| Aim of the exercise |
Within the material below, find each line bearing the word "radarowe" and present it.

| Material for this task |
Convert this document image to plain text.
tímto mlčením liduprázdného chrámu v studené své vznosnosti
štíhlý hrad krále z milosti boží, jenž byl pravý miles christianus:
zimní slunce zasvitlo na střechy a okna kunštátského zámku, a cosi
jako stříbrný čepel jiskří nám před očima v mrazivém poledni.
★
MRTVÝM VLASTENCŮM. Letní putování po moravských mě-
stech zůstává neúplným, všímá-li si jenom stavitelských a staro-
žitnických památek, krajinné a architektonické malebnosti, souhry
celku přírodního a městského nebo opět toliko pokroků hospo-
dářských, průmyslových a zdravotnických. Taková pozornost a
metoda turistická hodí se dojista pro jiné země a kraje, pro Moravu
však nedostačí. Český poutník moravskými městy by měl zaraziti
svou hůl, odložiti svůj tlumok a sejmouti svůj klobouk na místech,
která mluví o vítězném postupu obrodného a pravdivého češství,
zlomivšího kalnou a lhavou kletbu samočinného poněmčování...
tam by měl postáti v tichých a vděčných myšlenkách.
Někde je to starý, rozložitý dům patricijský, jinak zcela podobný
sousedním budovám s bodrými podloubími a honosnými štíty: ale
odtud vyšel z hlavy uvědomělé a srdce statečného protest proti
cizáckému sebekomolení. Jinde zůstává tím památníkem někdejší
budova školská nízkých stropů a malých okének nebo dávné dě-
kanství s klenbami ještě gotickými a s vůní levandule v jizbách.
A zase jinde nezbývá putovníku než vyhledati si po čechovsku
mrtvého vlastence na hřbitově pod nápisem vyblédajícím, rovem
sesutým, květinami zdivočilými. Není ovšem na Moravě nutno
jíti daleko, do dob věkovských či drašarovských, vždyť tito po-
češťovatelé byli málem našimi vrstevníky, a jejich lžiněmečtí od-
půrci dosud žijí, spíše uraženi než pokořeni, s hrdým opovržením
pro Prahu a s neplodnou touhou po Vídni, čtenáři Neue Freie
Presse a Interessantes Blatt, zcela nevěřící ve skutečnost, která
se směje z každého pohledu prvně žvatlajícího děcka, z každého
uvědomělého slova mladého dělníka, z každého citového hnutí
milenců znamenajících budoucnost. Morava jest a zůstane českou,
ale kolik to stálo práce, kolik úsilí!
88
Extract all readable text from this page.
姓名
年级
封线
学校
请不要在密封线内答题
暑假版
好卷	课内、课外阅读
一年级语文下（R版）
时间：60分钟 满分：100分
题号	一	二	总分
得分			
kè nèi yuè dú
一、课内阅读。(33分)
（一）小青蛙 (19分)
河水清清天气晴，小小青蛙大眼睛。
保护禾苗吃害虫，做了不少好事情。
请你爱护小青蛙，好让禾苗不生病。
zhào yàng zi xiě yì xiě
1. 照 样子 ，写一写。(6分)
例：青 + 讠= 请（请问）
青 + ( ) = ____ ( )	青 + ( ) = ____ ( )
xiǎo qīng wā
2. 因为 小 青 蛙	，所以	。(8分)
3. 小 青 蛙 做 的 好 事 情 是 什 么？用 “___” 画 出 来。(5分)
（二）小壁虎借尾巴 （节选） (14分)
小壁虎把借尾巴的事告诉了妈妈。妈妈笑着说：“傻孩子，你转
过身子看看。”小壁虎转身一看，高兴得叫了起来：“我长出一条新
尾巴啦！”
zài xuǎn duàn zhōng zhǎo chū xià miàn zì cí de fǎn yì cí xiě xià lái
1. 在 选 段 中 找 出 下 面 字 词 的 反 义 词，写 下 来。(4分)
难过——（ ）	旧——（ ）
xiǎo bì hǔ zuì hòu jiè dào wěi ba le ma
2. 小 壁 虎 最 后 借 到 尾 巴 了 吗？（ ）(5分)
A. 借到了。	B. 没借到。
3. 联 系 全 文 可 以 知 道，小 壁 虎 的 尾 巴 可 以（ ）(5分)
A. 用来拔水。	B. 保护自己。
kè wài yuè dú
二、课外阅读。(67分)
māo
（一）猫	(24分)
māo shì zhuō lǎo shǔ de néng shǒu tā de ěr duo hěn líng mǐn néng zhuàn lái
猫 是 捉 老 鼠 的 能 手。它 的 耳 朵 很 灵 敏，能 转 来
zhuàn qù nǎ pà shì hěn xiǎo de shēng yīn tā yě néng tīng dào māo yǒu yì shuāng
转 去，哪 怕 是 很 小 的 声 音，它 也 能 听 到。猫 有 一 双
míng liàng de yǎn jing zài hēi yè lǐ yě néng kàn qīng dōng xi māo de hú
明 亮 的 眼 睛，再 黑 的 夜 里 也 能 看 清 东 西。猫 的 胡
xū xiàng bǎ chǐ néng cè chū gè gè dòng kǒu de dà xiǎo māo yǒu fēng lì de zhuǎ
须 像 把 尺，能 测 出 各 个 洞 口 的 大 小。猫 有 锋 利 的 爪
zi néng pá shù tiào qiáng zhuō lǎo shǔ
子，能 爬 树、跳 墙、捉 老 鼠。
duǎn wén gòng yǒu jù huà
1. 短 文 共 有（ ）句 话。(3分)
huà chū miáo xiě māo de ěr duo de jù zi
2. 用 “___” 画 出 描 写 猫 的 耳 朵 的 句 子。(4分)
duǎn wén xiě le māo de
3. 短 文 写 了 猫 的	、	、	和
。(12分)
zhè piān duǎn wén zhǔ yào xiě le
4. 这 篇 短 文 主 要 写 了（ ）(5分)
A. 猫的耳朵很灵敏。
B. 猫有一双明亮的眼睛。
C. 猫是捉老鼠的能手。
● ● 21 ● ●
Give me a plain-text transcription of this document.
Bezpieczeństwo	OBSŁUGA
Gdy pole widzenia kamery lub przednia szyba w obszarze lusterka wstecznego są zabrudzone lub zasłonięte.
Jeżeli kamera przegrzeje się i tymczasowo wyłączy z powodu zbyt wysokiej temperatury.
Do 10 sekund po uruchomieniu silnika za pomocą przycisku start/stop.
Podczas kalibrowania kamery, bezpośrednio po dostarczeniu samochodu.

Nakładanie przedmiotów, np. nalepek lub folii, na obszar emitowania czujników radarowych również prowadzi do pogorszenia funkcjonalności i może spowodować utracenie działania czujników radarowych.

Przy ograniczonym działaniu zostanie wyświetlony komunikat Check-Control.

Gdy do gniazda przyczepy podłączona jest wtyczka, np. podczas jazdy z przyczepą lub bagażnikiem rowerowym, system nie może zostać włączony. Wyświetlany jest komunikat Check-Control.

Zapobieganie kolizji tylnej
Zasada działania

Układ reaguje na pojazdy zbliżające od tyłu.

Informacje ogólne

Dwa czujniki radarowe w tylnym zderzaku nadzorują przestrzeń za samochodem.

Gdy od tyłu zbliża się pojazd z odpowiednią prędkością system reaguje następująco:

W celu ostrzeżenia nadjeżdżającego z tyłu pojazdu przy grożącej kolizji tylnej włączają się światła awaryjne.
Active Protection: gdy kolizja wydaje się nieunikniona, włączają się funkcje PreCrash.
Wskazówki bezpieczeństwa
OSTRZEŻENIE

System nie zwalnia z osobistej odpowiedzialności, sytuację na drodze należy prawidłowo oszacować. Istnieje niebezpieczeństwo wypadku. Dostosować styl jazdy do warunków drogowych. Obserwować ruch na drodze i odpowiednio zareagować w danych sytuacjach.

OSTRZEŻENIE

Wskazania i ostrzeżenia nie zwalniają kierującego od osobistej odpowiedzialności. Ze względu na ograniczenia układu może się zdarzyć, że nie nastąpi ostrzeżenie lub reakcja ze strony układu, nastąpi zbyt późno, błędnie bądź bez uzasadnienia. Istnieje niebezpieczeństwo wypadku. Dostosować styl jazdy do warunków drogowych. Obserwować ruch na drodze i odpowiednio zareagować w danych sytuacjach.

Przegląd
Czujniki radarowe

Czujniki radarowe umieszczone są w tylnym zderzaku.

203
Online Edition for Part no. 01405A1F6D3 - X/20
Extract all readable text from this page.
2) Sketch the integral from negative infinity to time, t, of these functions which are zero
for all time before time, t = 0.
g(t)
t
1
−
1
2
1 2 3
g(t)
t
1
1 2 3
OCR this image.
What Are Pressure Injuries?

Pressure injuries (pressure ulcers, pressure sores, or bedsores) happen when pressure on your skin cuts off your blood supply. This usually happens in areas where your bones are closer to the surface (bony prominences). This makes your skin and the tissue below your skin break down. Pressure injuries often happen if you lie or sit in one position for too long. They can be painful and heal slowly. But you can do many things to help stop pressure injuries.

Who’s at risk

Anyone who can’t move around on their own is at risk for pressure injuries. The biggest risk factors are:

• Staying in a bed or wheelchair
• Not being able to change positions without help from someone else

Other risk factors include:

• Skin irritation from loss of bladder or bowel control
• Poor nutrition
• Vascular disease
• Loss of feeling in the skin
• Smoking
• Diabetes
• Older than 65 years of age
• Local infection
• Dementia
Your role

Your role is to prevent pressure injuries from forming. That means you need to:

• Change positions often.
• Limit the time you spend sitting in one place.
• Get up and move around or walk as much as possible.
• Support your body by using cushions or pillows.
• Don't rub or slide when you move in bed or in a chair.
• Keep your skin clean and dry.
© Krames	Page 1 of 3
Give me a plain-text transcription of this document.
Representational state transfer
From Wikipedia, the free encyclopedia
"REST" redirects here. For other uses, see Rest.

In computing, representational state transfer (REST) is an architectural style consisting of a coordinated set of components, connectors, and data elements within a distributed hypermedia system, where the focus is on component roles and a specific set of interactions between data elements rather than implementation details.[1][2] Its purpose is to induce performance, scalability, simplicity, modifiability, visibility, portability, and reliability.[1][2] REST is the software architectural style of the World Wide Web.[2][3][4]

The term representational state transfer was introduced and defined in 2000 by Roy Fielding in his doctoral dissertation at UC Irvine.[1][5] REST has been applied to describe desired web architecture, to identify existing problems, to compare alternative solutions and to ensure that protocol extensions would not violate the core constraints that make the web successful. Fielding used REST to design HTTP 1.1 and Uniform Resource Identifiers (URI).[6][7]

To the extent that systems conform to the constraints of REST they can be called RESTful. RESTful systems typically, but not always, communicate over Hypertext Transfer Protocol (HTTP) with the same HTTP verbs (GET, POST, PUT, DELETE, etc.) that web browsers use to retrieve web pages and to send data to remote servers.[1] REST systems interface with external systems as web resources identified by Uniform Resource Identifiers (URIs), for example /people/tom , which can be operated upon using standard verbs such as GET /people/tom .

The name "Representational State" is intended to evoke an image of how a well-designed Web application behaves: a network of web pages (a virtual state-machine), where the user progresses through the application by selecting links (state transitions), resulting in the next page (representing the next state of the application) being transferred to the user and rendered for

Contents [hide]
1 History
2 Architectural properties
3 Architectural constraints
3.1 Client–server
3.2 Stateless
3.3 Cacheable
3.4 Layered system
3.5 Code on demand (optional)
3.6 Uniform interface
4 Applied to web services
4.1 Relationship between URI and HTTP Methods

| Expected answer |
Dwa czujniki radarowe w tylnym zderzaku nadzorują przestrzeń za samochodem.
Czujniki radarowe
Czujniki radarowe umieszczone są w tylnym zderzaku.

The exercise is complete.